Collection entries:
-*-*-
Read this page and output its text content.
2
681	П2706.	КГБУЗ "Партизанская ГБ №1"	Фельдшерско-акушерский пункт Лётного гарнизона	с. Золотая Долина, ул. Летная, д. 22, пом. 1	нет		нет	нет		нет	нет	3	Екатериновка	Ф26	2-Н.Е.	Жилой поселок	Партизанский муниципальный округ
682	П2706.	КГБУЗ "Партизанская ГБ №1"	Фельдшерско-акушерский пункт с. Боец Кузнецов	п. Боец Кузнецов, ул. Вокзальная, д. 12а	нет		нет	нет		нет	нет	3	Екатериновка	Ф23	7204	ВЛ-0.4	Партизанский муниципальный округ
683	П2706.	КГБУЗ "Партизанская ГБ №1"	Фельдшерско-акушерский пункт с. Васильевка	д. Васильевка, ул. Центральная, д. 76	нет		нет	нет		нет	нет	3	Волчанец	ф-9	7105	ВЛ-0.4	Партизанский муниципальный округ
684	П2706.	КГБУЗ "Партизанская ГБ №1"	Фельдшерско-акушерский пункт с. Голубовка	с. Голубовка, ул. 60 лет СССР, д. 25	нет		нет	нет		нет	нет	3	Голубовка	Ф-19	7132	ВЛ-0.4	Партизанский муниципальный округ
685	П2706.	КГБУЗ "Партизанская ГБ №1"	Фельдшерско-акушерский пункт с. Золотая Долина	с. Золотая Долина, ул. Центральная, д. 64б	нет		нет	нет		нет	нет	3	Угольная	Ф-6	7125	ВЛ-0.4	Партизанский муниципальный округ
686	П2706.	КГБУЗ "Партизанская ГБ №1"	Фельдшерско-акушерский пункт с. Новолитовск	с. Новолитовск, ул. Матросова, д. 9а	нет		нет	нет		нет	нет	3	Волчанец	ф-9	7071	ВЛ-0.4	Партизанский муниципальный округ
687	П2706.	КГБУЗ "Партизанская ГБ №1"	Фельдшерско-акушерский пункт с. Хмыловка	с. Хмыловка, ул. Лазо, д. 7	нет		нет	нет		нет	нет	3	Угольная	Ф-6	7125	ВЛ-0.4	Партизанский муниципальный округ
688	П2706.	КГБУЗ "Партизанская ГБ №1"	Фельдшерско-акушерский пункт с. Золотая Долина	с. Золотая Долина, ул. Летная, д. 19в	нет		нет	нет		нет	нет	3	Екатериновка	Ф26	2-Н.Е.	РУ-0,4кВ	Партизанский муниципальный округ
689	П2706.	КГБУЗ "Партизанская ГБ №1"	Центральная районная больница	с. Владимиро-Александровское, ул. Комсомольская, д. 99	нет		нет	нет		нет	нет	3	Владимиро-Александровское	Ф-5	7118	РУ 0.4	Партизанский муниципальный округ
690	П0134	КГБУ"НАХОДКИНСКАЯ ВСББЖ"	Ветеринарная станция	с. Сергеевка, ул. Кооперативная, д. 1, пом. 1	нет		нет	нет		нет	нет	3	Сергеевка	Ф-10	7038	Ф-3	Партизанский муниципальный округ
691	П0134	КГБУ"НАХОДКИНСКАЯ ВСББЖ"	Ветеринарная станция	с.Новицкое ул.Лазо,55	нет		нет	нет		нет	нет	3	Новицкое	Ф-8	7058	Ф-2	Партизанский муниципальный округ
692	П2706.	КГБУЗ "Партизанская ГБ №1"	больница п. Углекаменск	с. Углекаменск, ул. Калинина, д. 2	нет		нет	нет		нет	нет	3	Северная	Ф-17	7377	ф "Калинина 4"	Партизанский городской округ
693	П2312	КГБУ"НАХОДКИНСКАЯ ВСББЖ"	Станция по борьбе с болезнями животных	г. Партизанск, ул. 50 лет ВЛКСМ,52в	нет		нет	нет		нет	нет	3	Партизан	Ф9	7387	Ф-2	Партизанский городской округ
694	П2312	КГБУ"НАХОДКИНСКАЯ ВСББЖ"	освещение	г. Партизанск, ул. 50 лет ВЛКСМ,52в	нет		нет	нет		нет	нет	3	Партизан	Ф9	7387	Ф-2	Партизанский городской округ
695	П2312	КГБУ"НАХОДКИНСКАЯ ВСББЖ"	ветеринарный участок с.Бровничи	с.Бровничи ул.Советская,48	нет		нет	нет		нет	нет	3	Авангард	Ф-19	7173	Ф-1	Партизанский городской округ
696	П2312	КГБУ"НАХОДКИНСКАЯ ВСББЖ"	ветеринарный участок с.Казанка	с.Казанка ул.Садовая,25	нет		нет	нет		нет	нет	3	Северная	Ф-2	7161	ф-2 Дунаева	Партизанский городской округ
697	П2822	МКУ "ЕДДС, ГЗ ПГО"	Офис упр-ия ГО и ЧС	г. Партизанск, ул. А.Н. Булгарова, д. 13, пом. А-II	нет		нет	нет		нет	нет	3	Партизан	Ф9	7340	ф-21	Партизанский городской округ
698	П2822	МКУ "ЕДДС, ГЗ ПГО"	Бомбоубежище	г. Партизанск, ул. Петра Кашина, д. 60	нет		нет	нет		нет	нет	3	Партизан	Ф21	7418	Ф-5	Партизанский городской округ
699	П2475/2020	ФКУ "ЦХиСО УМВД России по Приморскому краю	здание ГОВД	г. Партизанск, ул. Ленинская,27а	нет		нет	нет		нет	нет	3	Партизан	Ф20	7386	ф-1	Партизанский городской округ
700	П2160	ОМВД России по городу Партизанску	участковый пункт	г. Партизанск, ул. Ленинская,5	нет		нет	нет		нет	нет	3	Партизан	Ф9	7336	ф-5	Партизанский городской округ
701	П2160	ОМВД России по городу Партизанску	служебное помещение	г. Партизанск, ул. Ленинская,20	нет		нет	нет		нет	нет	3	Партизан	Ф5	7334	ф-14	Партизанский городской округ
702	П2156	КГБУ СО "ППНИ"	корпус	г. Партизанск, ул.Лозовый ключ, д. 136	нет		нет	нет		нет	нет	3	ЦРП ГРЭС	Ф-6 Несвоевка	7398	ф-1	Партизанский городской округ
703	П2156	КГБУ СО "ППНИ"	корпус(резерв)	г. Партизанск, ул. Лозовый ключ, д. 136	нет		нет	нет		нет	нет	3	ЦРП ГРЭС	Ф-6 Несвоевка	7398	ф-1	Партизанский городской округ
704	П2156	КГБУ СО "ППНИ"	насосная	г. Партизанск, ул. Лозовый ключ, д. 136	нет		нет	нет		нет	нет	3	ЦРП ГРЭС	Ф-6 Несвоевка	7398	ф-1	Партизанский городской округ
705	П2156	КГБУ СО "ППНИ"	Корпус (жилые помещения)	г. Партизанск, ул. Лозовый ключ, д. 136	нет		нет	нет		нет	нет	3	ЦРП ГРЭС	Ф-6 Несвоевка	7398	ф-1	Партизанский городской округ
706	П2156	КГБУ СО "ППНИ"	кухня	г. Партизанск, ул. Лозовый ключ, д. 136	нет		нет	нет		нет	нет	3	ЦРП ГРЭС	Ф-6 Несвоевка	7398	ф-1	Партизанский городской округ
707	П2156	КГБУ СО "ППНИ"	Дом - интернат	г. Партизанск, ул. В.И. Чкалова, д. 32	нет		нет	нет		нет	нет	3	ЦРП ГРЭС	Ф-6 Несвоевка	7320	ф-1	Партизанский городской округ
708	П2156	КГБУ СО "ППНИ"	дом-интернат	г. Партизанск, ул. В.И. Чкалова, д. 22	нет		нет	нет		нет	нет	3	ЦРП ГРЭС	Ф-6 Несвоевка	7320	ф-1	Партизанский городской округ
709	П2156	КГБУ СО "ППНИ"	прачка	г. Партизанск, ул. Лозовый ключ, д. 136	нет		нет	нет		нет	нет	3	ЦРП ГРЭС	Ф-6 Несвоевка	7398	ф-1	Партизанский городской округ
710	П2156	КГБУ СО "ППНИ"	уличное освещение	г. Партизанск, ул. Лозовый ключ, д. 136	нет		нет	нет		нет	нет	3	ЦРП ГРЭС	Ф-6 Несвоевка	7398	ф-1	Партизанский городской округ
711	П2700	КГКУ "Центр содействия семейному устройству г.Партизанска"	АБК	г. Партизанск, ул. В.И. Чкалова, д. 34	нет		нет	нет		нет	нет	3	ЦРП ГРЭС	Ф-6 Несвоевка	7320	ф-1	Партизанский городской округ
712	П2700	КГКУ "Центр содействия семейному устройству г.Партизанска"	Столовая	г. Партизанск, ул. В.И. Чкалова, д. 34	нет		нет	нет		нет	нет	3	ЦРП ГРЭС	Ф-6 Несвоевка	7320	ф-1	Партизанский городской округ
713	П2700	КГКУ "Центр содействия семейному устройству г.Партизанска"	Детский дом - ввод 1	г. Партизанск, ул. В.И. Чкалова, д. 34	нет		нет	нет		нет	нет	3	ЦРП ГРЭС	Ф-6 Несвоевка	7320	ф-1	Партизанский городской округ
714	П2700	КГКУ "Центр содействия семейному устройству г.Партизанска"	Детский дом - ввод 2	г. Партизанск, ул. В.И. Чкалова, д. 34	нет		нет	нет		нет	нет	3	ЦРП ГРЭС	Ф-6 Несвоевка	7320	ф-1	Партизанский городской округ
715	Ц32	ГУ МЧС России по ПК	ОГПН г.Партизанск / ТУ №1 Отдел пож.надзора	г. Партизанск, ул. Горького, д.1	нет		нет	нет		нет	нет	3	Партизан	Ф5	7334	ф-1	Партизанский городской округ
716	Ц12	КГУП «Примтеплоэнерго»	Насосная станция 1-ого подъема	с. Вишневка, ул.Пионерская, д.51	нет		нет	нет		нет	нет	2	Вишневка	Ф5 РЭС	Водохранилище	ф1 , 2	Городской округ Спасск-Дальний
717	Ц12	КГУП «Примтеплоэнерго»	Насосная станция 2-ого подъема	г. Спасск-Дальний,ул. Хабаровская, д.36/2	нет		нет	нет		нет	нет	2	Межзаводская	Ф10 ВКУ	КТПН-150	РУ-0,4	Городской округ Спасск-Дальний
-*-*-
From the entries above, pull out each line that includes "участок".

## Written response
695	П2312	КГБУ"НАХОДКИНСКАЯ ВСББЖ"	ветеринарный участок с.Бровничи	с.Бровничи ул.Советская,48	нет		нет	нет		нет	нет	3	Авангард	Ф-19	7173	Ф-1	Партизанский городской округ
696	П2312	КГБУ"НАХОДКИНСКАЯ ВСББЖ"	ветеринарный участок с.Казанка	с.Казанка ул.Садовая,25	нет		нет	нет		нет	нет	3	Северная	Ф-2	7161	ф-2 Дунаева	Партизанский городской округ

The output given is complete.